● Exercise directions:
Say how many lines of the material below contain the word "Processos", with no other words.

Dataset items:
......

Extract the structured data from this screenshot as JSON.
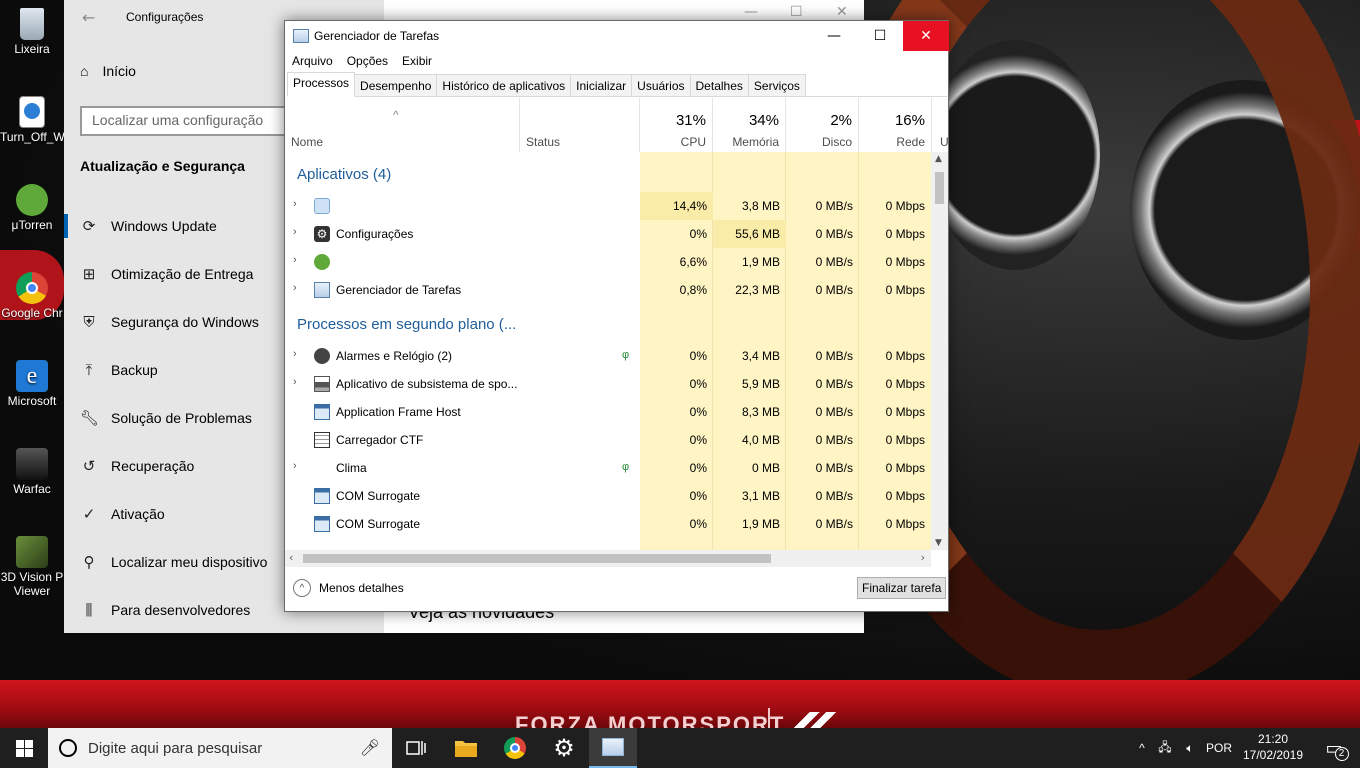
{
  "desktop": {
    "icons": [
      {
        "label": "Lixeira"
      },
      {
        "label": "Turn_Off_W"
      },
      {
        "label": "μTorren"
      },
      {
        "label": "Google Chr"
      },
      {
        "label": "Microsoft"
      },
      {
        "label": "Warfac"
      },
      {
        "label": "3D Vision P"
      },
      {
        "label": "Viewer"
      }
    ],
    "wallpaper_band_text": "FORZA MOTORSPORT"
  },
  "settings": {
    "window_title": "Configurações",
    "home_label": "Início",
    "search_placeholder": "Localizar uma configuração",
    "section_title": "Atualização e Segurança",
    "nav_items": [
      {
        "label": "Windows Update",
        "icon": "refresh-icon"
      },
      {
        "label": "Otimização de Entrega",
        "icon": "delivery-icon"
      },
      {
        "label": "Segurança do Windows",
        "icon": "shield-icon"
      },
      {
        "label": "Backup",
        "icon": "backup-icon"
      },
      {
        "label": "Solução de Problemas",
        "icon": "wrench-icon"
      },
      {
        "label": "Recuperação",
        "icon": "history-icon"
      },
      {
        "label": "Ativação",
        "icon": "check-circle-icon"
      },
      {
        "label": "Localizar meu dispositivo",
        "icon": "person-pin-icon"
      },
      {
        "label": "Para desenvolvedores",
        "icon": "sliders-icon"
      }
    ],
    "content_bottom_text": "Veja as novidades"
  },
  "taskmgr": {
    "title": "Gerenciador de Tarefas",
    "menu": [
      "Arquivo",
      "Opções",
      "Exibir"
    ],
    "tabs": [
      "Processos",
      "Desempenho",
      "Histórico de aplicativos",
      "Inicializar",
      "Usuários",
      "Detalhes",
      "Serviços"
    ],
    "columns": {
      "name": "Nome",
      "status": "Status",
      "cpu": {
        "pct": "31%",
        "label": "CPU"
      },
      "memory": {
        "pct": "34%",
        "label": "Memória"
      },
      "disk": {
        "pct": "2%",
        "label": "Disco"
      },
      "network": {
        "pct": "16%",
        "label": "Rede"
      },
      "extra": "U"
    },
    "groups": {
      "apps": "Aplicativos (4)",
      "background": "Processos em segundo plano (..."
    },
    "rows": [
      {
        "name": "",
        "cpu": "14,4%",
        "mem": "3,8 MB",
        "disk": "0 MB/s",
        "net": "0 Mbps"
      },
      {
        "name": "Configurações",
        "cpu": "0%",
        "mem": "55,6 MB",
        "disk": "0 MB/s",
        "net": "0 Mbps"
      },
      {
        "name": "",
        "cpu": "6,6%",
        "mem": "1,9 MB",
        "disk": "0 MB/s",
        "net": "0 Mbps"
      },
      {
        "name": "Gerenciador de Tarefas",
        "cpu": "0,8%",
        "mem": "22,3 MB",
        "disk": "0 MB/s",
        "net": "0 Mbps"
      },
      {
        "name": "Alarmes e Relógio (2)",
        "cpu": "0%",
        "mem": "3,4 MB",
        "disk": "0 MB/s",
        "net": "0 Mbps"
      },
      {
        "name": "Aplicativo de subsistema de spo...",
        "cpu": "0%",
        "mem": "5,9 MB",
        "disk": "0 MB/s",
        "net": "0 Mbps"
      },
      {
        "name": "Application Frame Host",
        "cpu": "0%",
        "mem": "8,3 MB",
        "disk": "0 MB/s",
        "net": "0 Mbps"
      },
      {
        "name": "Carregador CTF",
        "cpu": "0%",
        "mem": "4,0 MB",
        "disk": "0 MB/s",
        "net": "0 Mbps"
      },
      {
        "name": "Clima",
        "cpu": "0%",
        "mem": "0 MB",
        "disk": "0 MB/s",
        "net": "0 Mbps"
      },
      {
        "name": "COM Surrogate",
        "cpu": "0%",
        "mem": "3,1 MB",
        "disk": "0 MB/s",
        "net": "0 Mbps"
      },
      {
        "name": "COM Surrogate",
        "cpu": "0%",
        "mem": "1,9 MB",
        "disk": "0 MB/s",
        "net": "0 Mbps"
      }
    ],
    "less_details": "Menos detalhes",
    "end_task": "Finalizar tarefa"
  },
  "taskbar": {
    "search_placeholder": "Digite aqui para pesquisar",
    "language": "POR",
    "time": "21:20",
    "date": "17/02/2019",
    "notifications": "2"
  },
  "colors": {
    "accent": "#0063b1",
    "close_red": "#e81123",
    "heat_yellow": "#fff4c4",
    "heat_yellow_strong": "#f9eba8",
    "group_blue": "#1f5e9a"
  }
}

......

● Exercise output:
2